Provided entries —
+++++

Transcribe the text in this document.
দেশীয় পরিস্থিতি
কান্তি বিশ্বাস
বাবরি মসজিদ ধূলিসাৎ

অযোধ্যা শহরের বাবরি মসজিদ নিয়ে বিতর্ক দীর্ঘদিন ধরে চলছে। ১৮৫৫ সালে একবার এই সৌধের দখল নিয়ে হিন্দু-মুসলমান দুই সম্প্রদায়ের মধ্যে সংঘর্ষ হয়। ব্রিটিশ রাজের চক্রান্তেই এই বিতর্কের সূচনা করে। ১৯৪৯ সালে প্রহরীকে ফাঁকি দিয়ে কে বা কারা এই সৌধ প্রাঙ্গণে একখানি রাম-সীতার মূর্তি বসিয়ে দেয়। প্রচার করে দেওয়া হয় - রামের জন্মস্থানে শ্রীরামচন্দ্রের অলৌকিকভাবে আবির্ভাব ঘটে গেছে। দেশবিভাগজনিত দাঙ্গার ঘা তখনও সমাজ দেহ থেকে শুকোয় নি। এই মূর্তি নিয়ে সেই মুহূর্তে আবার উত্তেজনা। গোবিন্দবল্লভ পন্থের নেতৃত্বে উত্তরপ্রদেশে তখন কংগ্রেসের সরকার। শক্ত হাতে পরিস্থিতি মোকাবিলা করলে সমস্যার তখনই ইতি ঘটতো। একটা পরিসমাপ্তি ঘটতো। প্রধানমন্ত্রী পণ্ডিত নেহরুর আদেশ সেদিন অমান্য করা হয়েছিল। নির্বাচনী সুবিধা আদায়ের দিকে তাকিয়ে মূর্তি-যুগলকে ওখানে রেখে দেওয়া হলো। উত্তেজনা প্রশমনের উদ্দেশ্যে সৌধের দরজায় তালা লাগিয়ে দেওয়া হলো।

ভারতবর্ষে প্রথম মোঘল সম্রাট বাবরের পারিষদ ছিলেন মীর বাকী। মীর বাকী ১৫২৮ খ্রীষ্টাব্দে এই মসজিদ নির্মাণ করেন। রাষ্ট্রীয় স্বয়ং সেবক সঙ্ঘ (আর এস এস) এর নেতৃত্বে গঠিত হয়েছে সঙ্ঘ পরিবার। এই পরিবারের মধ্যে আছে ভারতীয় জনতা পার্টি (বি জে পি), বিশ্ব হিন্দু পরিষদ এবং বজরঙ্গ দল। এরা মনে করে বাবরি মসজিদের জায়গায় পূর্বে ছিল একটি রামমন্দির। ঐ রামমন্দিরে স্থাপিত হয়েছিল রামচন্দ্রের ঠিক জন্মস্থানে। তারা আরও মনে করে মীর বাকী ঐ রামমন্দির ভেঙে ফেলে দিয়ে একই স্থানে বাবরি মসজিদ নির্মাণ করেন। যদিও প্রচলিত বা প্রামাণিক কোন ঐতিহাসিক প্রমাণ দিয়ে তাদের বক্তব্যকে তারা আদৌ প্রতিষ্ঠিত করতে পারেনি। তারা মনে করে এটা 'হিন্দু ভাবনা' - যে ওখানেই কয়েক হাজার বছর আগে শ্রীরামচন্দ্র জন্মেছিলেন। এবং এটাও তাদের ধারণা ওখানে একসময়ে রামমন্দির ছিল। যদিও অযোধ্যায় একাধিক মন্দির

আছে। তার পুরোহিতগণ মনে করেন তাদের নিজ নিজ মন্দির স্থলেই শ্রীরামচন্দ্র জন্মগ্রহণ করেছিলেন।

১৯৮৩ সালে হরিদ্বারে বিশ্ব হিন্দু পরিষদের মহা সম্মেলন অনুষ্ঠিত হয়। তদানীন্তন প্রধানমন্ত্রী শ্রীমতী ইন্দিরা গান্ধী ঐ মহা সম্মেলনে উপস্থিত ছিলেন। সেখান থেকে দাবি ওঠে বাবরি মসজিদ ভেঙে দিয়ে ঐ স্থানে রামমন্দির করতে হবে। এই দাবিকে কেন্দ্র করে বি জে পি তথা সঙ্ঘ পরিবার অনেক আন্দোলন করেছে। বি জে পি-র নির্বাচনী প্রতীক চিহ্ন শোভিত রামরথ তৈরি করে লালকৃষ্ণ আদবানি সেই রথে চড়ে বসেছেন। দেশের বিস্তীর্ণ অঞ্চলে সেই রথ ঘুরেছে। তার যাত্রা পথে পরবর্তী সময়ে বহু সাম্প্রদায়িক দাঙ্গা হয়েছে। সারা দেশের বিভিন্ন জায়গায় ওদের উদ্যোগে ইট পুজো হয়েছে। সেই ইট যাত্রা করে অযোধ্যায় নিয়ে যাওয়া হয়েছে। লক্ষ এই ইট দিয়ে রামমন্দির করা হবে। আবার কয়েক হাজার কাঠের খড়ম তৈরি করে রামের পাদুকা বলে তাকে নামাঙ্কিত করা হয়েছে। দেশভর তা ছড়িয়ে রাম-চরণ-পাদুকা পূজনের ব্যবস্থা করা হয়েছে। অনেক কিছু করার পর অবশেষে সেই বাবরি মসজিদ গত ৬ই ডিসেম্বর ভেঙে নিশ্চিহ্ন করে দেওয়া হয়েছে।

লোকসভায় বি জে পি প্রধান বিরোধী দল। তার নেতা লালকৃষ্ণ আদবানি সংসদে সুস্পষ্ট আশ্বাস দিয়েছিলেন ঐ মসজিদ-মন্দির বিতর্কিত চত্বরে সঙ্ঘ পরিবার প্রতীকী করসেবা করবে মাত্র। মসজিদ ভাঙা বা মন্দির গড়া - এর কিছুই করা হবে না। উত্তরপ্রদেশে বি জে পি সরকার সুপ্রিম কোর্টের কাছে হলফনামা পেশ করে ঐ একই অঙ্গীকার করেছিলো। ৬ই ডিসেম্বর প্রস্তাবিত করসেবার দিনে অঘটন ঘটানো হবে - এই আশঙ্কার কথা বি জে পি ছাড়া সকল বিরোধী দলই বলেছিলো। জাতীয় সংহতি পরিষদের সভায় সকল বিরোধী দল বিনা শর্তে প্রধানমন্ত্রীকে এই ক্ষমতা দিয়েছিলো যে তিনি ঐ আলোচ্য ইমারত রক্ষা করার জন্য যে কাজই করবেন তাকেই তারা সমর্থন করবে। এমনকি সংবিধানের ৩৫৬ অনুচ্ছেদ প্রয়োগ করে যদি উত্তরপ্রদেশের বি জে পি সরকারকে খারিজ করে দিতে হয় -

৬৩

+++++

Work instructions — Nothing may be left out: return each entry exactly as it reads.

Answer to this exercise —
Transcribe the text in this document.
দেশীয় পরিস্থিতি
কান্তি বিশ্বাস
বাবরি মসজিদ ধূলিসাৎ

অযোধ্যা শহরের বাবরি মসজিদ নিয়ে বিতর্ক দীর্ঘদিন ধরে চলছে। ১৮৫৫ সালে একবার এই সৌধের দখল নিয়ে হিন্দু-মুসলমান দুই সম্প্রদায়ের মধ্যে সংঘর্ষ হয়। ব্রিটিশ রাজের চক্রান্তেই এই বিতর্কের সূচনা করে। ১৯৪৯ সালে প্রহরীকে ফাঁকি দিয়ে কে বা কারা এই সৌধ প্রাঙ্গণে একখানি রাম-সীতার মূর্তি বসিয়ে দেয়। প্রচার করে দেওয়া হয় - রামের জন্মস্থানে শ্রীরামচন্দ্রের অলৌকিকভাবে আবির্ভাব ঘটে গেছে। দেশবিভাগজনিত দাঙ্গার ঘা তখনও সমাজ দেহ থেকে শুকোয় নি। এই মূর্তি নিয়ে সেই মুহূর্তে আবার উত্তেজনা। গোবিন্দবল্লভ পন্থের নেতৃত্বে উত্তরপ্রদেশে তখন কংগ্রেসের সরকার। শক্ত হাতে পরিস্থিতি মোকাবিলা করলে সমস্যার তখনই ইতি ঘটতো। একটা পরিসমাপ্তি ঘটতো। প্রধানমন্ত্রী পণ্ডিত নেহরুর আদেশ সেদিন অমান্য করা হয়েছিল। নির্বাচনী সুবিধা আদায়ের দিকে তাকিয়ে মূর্তি-যুগলকে ওখানে রেখে দেওয়া হলো। উত্তেজনা প্রশমনের উদ্দেশ্যে সৌধের দরজায় তালা লাগিয়ে দেওয়া হলো।

ভারতবর্ষে প্রথম মোঘল সম্রাট বাবরের পারিষদ ছিলেন মীর বাকী। মীর বাকী ১৫২৮ খ্রীষ্টাব্দে এই মসজিদ নির্মাণ করেন। রাষ্ট্রীয় স্বয়ং সেবক সঙ্ঘ (আর এস এস) এর নেতৃত্বে গঠিত হয়েছে সঙ্ঘ পরিবার। এই পরিবারের মধ্যে আছে ভারতীয় জনতা পার্টি (বি জে পি), বিশ্ব হিন্দু পরিষদ এবং বজরঙ্গ দল। এরা মনে করে বাবরি মসজিদের জায়গায় পূর্বে ছিল একটি রামমন্দির। ঐ রামমন্দিরে স্থাপিত হয়েছিল রামচন্দ্রের ঠিক জন্মস্থানে। তারা আরও মনে করে মীর বাকী ঐ রামমন্দির ভেঙে ফেলে দিয়ে একই স্থানে বাবরি মসজিদ নির্মাণ করেন। যদিও প্রচলিত বা প্রামাণিক কোন ঐতিহাসিক প্রমাণ দিয়ে তাদের বক্তব্যকে তারা আদৌ প্রতিষ্ঠিত করতে পারেনি। তারা মনে করে এটা 'হিন্দু ভাবনা' - যে ওখানেই কয়েক হাজার বছর আগে শ্রীরামচন্দ্র জন্মেছিলেন। এবং এটাও তাদের ধারণা ওখানে একসময়ে রামমন্দির ছিল। যদিও অযোধ্যায় একাধিক মন্দির

আছে। তার পুরোহিতগণ মনে করেন তাদের নিজ নিজ মন্দির স্থলেই শ্রীরামচন্দ্র জন্মগ্রহণ করেছিলেন।

১৯৮৩ সালে হরিদ্বারে বিশ্ব হিন্দু পরিষদের মহা সম্মেলন অনুষ্ঠিত হয়। তদানীন্তন প্রধানমন্ত্রী শ্রীমতী ইন্দিরা গান্ধী ঐ মহা সম্মেলনে উপস্থিত ছিলেন। সেখান থেকে দাবি ওঠে বাবরি মসজিদ ভেঙে দিয়ে ঐ স্থানে রামমন্দির করতে হবে। এই দাবিকে কেন্দ্র করে বি জে পি তথা সঙ্ঘ পরিবার অনেক আন্দোলন করেছে। বি জে পি-র নির্বাচনী প্রতীক চিহ্ন শোভিত রামরথ তৈরি করে লালকৃষ্ণ আদবানি সেই রথে চড়ে বসেছেন। দেশের বিস্তীর্ণ অঞ্চলে সেই রথ ঘুরেছে। তার যাত্রা পথে পরবর্তী সময়ে বহু সাম্প্রদায়িক দাঙ্গা হয়েছে। সারা দেশের বিভিন্ন জায়গায় ওদের উদ্যোগে ইট পুজো হয়েছে। সেই ইট যাত্রা করে অযোধ্যায় নিয়ে যাওয়া হয়েছে। লক্ষ এই ইট দিয়ে রামমন্দির করা হবে। আবার কয়েক হাজার কাঠের খড়ম তৈরি করে রামের পাদুকা বলে তাকে নামাঙ্কিত করা হয়েছে। দেশভর তা ছড়িয়ে রাম-চরণ-পাদুকা পূজনের ব্যবস্থা করা হয়েছে। অনেক কিছু করার পর অবশেষে সেই বাবরি মসজিদ গত ৬ই ডিসেম্বর ভেঙে নিশ্চিহ্ন করে দেওয়া হয়েছে।

লোকসভায় বি জে পি প্রধান বিরোধী দল। তার নেতা লালকৃষ্ণ আদবানি সংসদে সুস্পষ্ট আশ্বাস দিয়েছিলেন ঐ মসজিদ-মন্দির বিতর্কিত চত্বরে সঙ্ঘ পরিবার প্রতীকী করসেবা করবে মাত্র। মসজিদ ভাঙা বা মন্দির গড়া - এর কিছুই করা হবে না। উত্তরপ্রদেশে বি জে পি সরকার সুপ্রিম কোর্টের কাছে হলফনামা পেশ করে ঐ একই অঙ্গীকার করেছিলো। ৬ই ডিসেম্বর প্রস্তাবিত করসেবার দিনে অঘটন ঘটানো হবে - এই আশঙ্কার কথা বি জে পি ছাড়া সকল বিরোধী দলই বলেছিলো। জাতীয় সংহতি পরিষদের সভায় সকল বিরোধী দল বিনা শর্তে প্রধানমন্ত্রীকে এই ক্ষমতা দিয়েছিলো যে তিনি ঐ আলোচ্য ইমারত রক্ষা করার জন্য যে কাজই করবেন তাকেই তারা সমর্থন করবে। এমনকি সংবিধানের ৩৫৬ অনুচ্ছেদ প্রয়োগ করে যদি উত্তরপ্রদেশের বি জে পি সরকারকে খারিজ করে দিতে হয় -

৬৩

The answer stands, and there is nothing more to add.